>>>

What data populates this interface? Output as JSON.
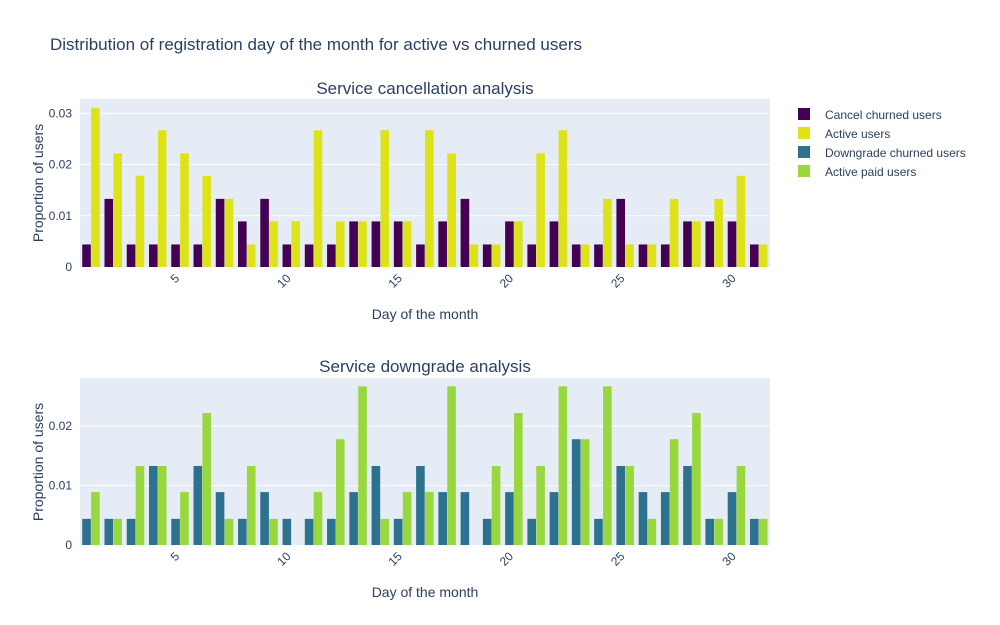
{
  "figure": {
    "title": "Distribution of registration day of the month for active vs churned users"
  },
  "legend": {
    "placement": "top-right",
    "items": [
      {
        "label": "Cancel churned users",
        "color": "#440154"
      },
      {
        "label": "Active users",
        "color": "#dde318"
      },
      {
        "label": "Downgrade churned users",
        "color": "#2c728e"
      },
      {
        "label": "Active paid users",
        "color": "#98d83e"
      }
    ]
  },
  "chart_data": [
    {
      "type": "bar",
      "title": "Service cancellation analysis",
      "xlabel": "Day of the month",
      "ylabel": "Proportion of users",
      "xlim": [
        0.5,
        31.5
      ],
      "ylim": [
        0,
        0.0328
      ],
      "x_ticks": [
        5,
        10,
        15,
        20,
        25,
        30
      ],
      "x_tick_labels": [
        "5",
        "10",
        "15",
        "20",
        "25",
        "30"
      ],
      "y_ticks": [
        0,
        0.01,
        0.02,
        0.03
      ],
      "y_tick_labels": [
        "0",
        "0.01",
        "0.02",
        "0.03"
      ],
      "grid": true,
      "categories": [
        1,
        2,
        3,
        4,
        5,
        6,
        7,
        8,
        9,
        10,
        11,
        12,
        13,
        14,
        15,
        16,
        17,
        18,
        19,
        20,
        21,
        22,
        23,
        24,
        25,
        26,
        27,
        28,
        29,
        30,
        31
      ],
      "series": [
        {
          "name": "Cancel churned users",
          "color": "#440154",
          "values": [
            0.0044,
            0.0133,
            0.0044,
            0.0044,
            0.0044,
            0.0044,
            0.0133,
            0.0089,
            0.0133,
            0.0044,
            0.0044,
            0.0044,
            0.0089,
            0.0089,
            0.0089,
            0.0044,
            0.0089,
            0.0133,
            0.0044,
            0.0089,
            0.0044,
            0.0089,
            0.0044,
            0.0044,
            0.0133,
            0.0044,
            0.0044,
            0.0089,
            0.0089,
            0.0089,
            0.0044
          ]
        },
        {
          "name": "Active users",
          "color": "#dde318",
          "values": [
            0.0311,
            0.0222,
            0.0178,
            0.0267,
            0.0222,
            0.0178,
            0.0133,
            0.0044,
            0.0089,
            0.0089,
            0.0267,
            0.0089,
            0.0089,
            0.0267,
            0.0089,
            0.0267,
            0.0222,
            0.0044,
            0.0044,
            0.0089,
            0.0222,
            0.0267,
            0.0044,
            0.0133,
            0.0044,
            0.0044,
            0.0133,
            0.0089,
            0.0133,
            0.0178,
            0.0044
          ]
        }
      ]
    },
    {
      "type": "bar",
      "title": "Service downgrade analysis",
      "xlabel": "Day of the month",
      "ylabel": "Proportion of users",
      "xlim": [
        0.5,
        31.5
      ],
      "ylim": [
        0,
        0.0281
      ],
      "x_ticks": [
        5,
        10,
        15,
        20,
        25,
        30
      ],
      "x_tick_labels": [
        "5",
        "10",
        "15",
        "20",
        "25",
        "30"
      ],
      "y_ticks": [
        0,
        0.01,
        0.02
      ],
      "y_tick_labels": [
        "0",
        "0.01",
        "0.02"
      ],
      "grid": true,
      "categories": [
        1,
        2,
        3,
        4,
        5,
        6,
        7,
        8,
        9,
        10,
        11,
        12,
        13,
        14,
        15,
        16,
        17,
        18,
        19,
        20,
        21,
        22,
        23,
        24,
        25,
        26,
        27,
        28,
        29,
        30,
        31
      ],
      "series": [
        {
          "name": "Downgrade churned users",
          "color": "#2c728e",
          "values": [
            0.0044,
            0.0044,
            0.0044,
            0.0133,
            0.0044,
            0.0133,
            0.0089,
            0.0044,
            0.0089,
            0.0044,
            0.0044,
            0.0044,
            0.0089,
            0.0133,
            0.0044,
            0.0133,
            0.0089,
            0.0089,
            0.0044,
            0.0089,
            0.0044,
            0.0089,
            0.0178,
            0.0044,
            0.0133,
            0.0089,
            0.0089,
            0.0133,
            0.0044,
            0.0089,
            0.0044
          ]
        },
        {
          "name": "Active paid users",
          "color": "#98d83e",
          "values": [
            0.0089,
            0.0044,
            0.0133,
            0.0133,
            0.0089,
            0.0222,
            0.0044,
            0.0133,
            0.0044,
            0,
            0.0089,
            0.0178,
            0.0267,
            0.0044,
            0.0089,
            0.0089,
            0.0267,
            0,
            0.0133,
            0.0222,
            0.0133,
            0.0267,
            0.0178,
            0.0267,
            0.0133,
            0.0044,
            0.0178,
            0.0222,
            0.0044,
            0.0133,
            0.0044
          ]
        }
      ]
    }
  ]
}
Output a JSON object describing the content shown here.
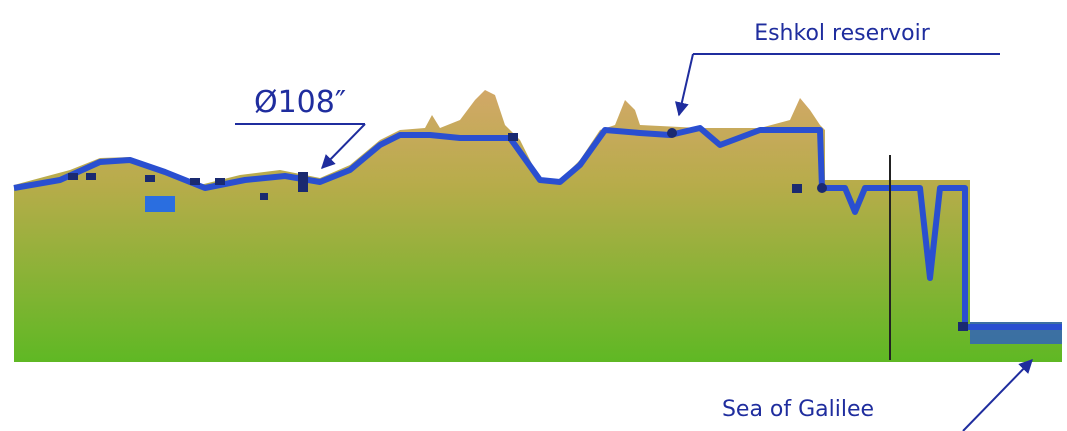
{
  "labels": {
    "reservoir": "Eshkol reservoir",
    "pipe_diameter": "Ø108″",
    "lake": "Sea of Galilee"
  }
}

<<<

Reproduce the listing word for word and omit its pictures.

▸ Output for this task
What data populates this interface? Output as JSON.
{
  "figure": {
    "title": "Distribution of registration day of the month for active vs churned users"
  },
  "legend": {
    "placement": "top-right",
    "items": [
      {
        "label": "Cancel churned users",
        "color": "#440154"
      },
      {
        "label": "Active users",
        "color": "#dde318"
      },
      {
        "label": "Downgrade churned users",
        "color": "#2c728e"
      },
      {
        "label": "Active paid users",
        "color": "#98d83e"
      }
    ]
  },
  "chart_data": [
    {
      "type": "bar",
      "title": "Service cancellation analysis",
      "xlabel": "Day of the month",
      "ylabel": "Proportion of users",
      "xlim": [
        0.5,
        31.5
      ],
      "ylim": [
        0,
        0.0328
      ],
      "x_ticks": [
        5,
        10,
        15,
        20,
        25,
        30
      ],
      "x_tick_labels": [
        "5",
        "10",
        "15",
        "20",
        "25",
        "30"
      ],
      "y_ticks": [
        0,
        0.01,
        0.02,
        0.03
      ],
      "y_tick_labels": [
        "0",
        "0.01",
        "0.02",
        "0.03"
      ],
      "grid": true,
      "categories": [
        1,
        2,
        3,
        4,
        5,
        6,
        7,
        8,
        9,
        10,
        11,
        12,
        13,
        14,
        15,
        16,
        17,
        18,
        19,
        20,
        21,
        22,
        23,
        24,
        25,
        26,
        27,
        28,
        29,
        30,
        31
      ],
      "series": [
        {
          "name": "Cancel churned users",
          "color": "#440154",
          "values": [
            0.0044,
            0.0133,
            0.0044,
            0.0044,
            0.0044,
            0.0044,
            0.0133,
            0.0089,
            0.0133,
            0.0044,
            0.0044,
            0.0044,
            0.0089,
            0.0089,
            0.0089,
            0.0044,
            0.0089,
            0.0133,
            0.0044,
            0.0089,
            0.0044,
            0.0089,
            0.0044,
            0.0044,
            0.0133,
            0.0044,
            0.0044,
            0.0089,
            0.0089,
            0.0089,
            0.0044
          ]
        },
        {
          "name": "Active users",
          "color": "#dde318",
          "values": [
            0.0311,
            0.0222,
            0.0178,
            0.0267,
            0.0222,
            0.0178,
            0.0133,
            0.0044,
            0.0089,
            0.0089,
            0.0267,
            0.0089,
            0.0089,
            0.0267,
            0.0089,
            0.0267,
            0.0222,
            0.0044,
            0.0044,
            0.0089,
            0.0222,
            0.0267,
            0.0044,
            0.0133,
            0.0044,
            0.0044,
            0.0133,
            0.0089,
            0.0133,
            0.0178,
            0.0044
          ]
        }
      ]
    },
    {
      "type": "bar",
      "title": "Service downgrade analysis",
      "xlabel": "Day of the month",
      "ylabel": "Proportion of users",
      "xlim": [
        0.5,
        31.5
      ],
      "ylim": [
        0,
        0.0281
      ],
      "x_ticks": [
        5,
        10,
        15,
        20,
        25,
        30
      ],
      "x_tick_labels": [
        "5",
        "10",
        "15",
        "20",
        "25",
        "30"
      ],
      "y_ticks": [
        0,
        0.01,
        0.02
      ],
      "y_tick_labels": [
        "0",
        "0.01",
        "0.02"
      ],
      "grid": true,
      "categories": [
        1,
        2,
        3,
        4,
        5,
        6,
        7,
        8,
        9,
        10,
        11,
        12,
        13,
        14,
        15,
        16,
        17,
        18,
        19,
        20,
        21,
        22,
        23,
        24,
        25,
        26,
        27,
        28,
        29,
        30,
        31
      ],
      "series": [
        {
          "name": "Downgrade churned users",
          "color": "#2c728e",
          "values": [
            0.0044,
            0.0044,
            0.0044,
            0.0133,
            0.0044,
            0.0133,
            0.0089,
            0.0044,
            0.0089,
            0.0044,
            0.0044,
            0.0044,
            0.0089,
            0.0133,
            0.0044,
            0.0133,
            0.0089,
            0.0089,
            0.0044,
            0.0089,
            0.0044,
            0.0089,
            0.0178,
            0.0044,
            0.0133,
            0.0089,
            0.0089,
            0.0133,
            0.0044,
            0.0089,
            0.0044
          ]
        },
        {
          "name": "Active paid users",
          "color": "#98d83e",
          "values": [
            0.0089,
            0.0044,
            0.0133,
            0.0133,
            0.0089,
            0.0222,
            0.0044,
            0.0133,
            0.0044,
            0,
            0.0089,
            0.0178,
            0.0267,
            0.0044,
            0.0089,
            0.0089,
            0.0267,
            0,
            0.0133,
            0.0222,
            0.0133,
            0.0267,
            0.0178,
            0.0267,
            0.0133,
            0.0044,
            0.0178,
            0.0222,
            0.0044,
            0.0133,
            0.0044
          ]
        }
      ]
    }
  ]
}
Output a JSON object describing the content shown here.
{
  "labels": {
    "reservoir": "Eshkol reservoir",
    "pipe_diameter": "Ø108″",
    "lake": "Sea of Galilee"
  }
}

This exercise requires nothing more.